### Your objective
Check each line of the data for "puls" and select those that have it.

### Material supplied
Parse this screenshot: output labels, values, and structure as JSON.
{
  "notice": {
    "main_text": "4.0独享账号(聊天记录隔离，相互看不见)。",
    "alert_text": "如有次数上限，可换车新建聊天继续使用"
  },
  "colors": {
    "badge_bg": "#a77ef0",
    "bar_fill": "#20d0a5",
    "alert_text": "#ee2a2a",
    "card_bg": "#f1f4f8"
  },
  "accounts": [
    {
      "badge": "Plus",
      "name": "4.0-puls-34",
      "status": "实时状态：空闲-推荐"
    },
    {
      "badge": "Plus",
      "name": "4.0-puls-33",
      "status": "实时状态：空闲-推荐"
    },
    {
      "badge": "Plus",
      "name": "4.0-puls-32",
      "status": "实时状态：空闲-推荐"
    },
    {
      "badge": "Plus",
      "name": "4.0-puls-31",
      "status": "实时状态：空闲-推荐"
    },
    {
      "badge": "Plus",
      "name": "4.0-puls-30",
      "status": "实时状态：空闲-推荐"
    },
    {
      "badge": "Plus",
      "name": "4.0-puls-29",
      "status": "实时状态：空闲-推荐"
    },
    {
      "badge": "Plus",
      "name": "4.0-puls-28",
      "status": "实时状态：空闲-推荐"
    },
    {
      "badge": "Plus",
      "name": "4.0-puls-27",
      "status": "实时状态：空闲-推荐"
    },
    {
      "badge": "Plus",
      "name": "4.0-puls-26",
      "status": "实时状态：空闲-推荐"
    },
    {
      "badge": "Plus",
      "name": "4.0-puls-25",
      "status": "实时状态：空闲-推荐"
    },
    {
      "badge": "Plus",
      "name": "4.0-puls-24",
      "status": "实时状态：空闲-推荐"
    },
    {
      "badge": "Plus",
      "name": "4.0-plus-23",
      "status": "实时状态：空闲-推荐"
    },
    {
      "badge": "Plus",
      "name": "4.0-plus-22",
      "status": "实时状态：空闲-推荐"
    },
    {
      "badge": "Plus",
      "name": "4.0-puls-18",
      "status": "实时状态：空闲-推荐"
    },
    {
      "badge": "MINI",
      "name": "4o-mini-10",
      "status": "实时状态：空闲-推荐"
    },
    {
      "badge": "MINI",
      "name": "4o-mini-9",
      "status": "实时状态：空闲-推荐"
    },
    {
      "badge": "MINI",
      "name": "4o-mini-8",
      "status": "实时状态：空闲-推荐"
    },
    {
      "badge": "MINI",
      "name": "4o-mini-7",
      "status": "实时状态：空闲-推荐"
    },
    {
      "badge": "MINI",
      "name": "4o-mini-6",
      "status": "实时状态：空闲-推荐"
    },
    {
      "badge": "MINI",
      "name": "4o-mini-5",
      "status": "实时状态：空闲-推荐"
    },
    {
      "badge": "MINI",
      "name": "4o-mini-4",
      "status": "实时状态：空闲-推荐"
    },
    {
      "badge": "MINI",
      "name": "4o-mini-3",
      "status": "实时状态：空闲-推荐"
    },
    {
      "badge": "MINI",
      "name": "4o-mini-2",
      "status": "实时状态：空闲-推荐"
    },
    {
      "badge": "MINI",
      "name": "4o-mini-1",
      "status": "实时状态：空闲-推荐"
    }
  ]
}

### Result for this task
      "name": "4.0-puls-34",
      "name": "4.0-puls-33",
      "name": "4.0-puls-32",
      "name": "4.0-puls-31",
      "name": "4.0-puls-30",
      "name": "4.0-puls-29",
      "name": "4.0-puls-28",
      "name": "4.0-puls-27",
      "name": "4.0-puls-26",
      "name": "4.0-puls-25",
      "name": "4.0-puls-24",
      "name": "4.0-puls-18",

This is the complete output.